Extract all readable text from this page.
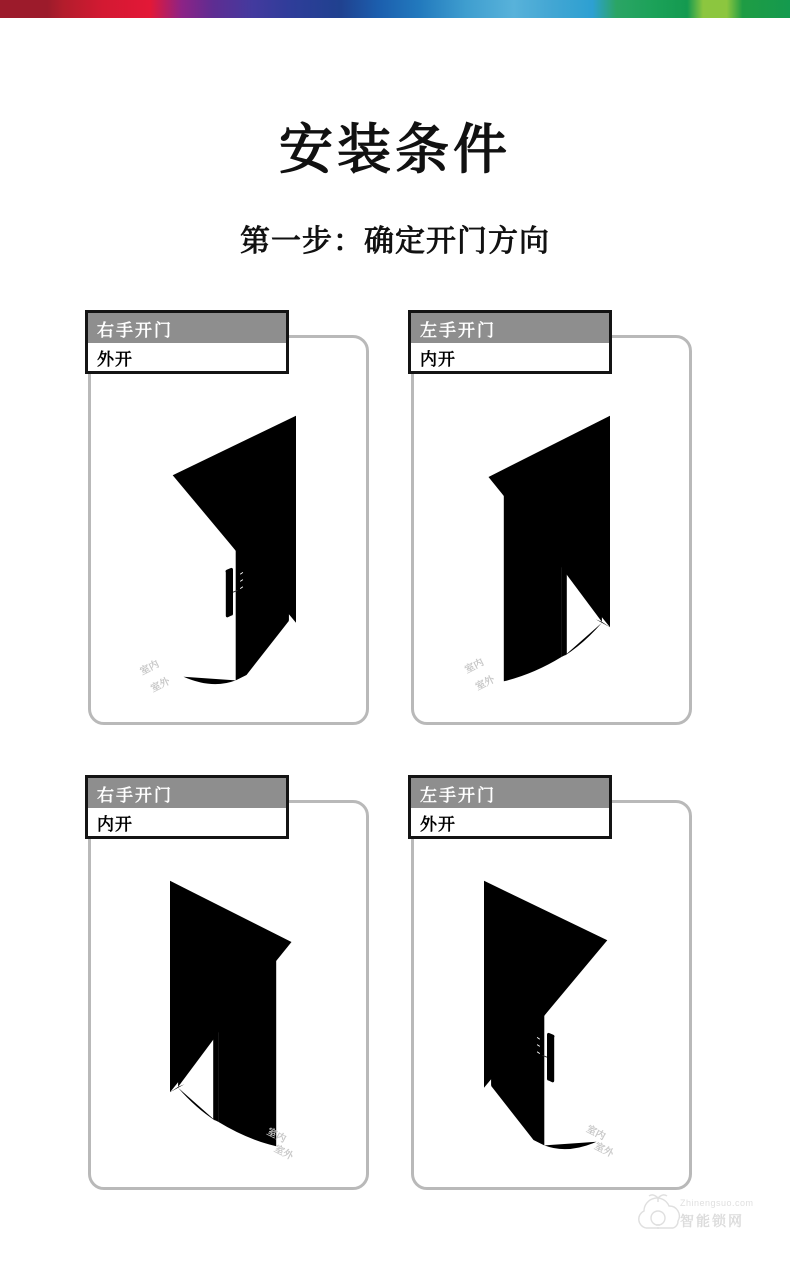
安装条件
第一步：确定开门方向
右手开门
外开
室内
室外
左手开门
内开
室内
室外
右手开门
内开
室内
室外
左手开门
外开
室内
室外
Zhinengsuo.com
智能锁网
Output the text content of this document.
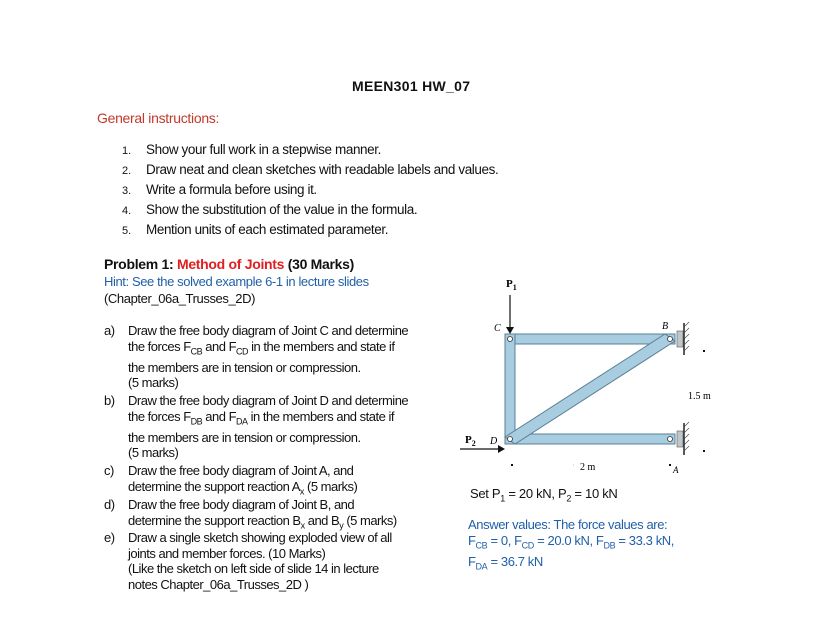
MEEN301 HW_07
General instructions:
1. Show your full work in a stepwise manner.
2. Draw neat and clean sketches with readable labels and values.
3. Write a formula before using it.
4. Show the substitution of the value in the formula.
5. Mention units of each estimated parameter.
Problem 1: Method of Joints (30 Marks)
Hint: See the solved example 6-1 in lecture slides
(Chapter_06a_Trusses_2D)
a) Draw the free body diagram of Joint C and determine
the forces $F_{CB}$ and $F_{CD}$ in the members and state if
the members are in tension or compression.
(5 marks)
b) Draw the free body diagram of Joint D and determine
the forces $F_{DB}$ and $F_{DA}$ in the members and state if
the members are in tension or compression.
(5 marks)
c) Draw the free body diagram of Joint A, and
determine the support reaction $A_x$ (5 marks)
d) Draw the free body diagram of Joint B, and
determine the support reaction $B_x$ and $B_y$ (5 marks)
e) Draw a single sketch showing exploded view of all
joints and member forces. (10 Marks)
(Like the sketch on left side of slide 14 in lecture
notes Chapter_06a_Trusses_2D )
$P_1$
$P_2$
C
D
B
A
2 m
1.5 m
Set $P_1 = 20$ kN, $P_2 = 10$ kN
Answer values: The force values are:
$F_{CB} = 0$, $F_{CD} = 20.0$ kN, $F_{DB} = 33.3$ kN,
$F_{DA} = 36.7$ kN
++++++++
*YOUR OBJECTIVE*: Check each line of the entries above for the word "reaction". List the ones that have it.

*RESPONSE BELOW*:
determine the support reaction $A_x$ (5 marks)
determine the support reaction $B_x$ and $B_y$ (5 marks)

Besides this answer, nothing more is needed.